Work instructions:
Please put every line of the entries below into a numbered list, leaving out any blank lines.

Stored entries:
------------------------------------------------------------------------

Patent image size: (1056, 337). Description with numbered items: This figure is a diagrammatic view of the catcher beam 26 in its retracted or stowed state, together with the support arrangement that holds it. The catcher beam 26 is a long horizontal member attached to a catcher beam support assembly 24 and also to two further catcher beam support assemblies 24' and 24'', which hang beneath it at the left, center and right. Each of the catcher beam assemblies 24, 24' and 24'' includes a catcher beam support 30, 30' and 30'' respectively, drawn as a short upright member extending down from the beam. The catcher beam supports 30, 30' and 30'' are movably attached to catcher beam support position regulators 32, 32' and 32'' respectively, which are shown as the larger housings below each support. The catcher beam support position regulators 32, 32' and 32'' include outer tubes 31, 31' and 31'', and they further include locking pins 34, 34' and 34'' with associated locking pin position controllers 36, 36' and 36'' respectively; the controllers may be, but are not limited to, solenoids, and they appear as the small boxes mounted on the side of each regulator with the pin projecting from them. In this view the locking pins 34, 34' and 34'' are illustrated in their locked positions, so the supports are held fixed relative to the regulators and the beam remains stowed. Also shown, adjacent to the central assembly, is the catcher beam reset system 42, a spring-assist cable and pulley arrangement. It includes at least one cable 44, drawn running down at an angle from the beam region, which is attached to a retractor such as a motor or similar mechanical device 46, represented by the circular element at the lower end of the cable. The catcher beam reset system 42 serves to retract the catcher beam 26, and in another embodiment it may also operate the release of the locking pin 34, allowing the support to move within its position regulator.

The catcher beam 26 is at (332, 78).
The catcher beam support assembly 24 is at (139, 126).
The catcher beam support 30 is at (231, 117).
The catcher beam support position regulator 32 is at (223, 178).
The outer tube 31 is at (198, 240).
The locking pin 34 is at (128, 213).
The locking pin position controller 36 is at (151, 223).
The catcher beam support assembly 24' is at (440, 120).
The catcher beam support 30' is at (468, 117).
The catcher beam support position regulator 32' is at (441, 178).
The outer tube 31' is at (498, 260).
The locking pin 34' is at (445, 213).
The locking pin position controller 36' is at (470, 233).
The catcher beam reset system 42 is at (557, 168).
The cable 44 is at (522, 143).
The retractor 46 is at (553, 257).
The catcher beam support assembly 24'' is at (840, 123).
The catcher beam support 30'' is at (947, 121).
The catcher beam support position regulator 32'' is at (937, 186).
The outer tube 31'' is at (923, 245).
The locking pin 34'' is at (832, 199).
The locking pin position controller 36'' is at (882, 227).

------------------------------------------------------------------------

Reply:
1. Patent image size: (1056, 337). Description with numbered items: This figure is a diagrammatic view of the catcher beam 26 in its retracted or stowed state, together with the support arrangement that holds it. The catcher beam 26 is a long horizontal member attached to a catcher beam support assembly 24 and also to two further catcher beam support assemblies 24' and 24'', which hang beneath it at the left, center and right. Each of the catcher beam assemblies 24, 24' and 24'' includes a catcher beam support 30, 30' and 30'' respectively, drawn as a short upright member extending down from the beam. The catcher beam supports 30, 30' and 30'' are movably attached to catcher beam support position regulators 32, 32' and 32'' respectively, which are shown as the larger housings below each support. The catcher beam support position regulators 32, 32' and 32'' include outer tubes 31, 31' and 31'', and they further include locking pins 34, 34' and 34'' with associated locking pin position controllers 36, 36' and 36'' respectively; the controllers may be, but are not limited to, solenoids, and they appear as the small boxes mounted on the side of each regulator with the pin projecting from them. In this view the locking pins 34, 34' and 34'' are illustrated in their locked positions, so the supports are held fixed relative to the regulators and the beam remains stowed. Also shown, adjacent to the central assembly, is the catcher beam reset system 42, a spring-assist cable and pulley arrangement. It includes at least one cable 44, drawn running down at an angle from the beam region, which is attached to a retractor such as a motor or similar mechanical device 46, represented by the circular element at the lower end of the cable. The catcher beam reset system 42 serves to retract the catcher beam 26, and in another embodiment it may also operate the release of the locking pin 34, allowing the support to move within its position regulator.
2. The catcher beam 26 is at (332, 78).
3. The catcher beam support assembly 24 is at (139, 126).
4. The catcher beam support 30 is at (231, 117).
5. The catcher beam support position regulator 32 is at (223, 178).
6. The outer tube 31 is at (198, 240).
7. The locking pin 34 is at (128, 213).
8. The locking pin position controller 36 is at (151, 223).
9. The catcher beam support assembly 24' is at (440, 120).
10. The catcher beam support 30' is at (468, 117).
11. The catcher beam support position regulator 32' is at (441, 178).
12. The outer tube 31' is at (498, 260).
13. The locking pin 34' is at (445, 213).
14. The locking pin position controller 36' is at (470, 233).
15. The catcher beam reset system 42 is at (557, 168).
16. The cable 44 is at (522, 143).
17. The retractor 46 is at (553, 257).
18. The catcher beam support assembly 24'' is at (840, 123).
19. The catcher beam support 30'' is at (947, 121).
20. The catcher beam support position regulator 32'' is at (937, 186).
21. The outer tube 31'' is at (923, 245).
22. The locking pin 34'' is at (832, 199).
23. The locking pin position controller 36'' is at (882, 227).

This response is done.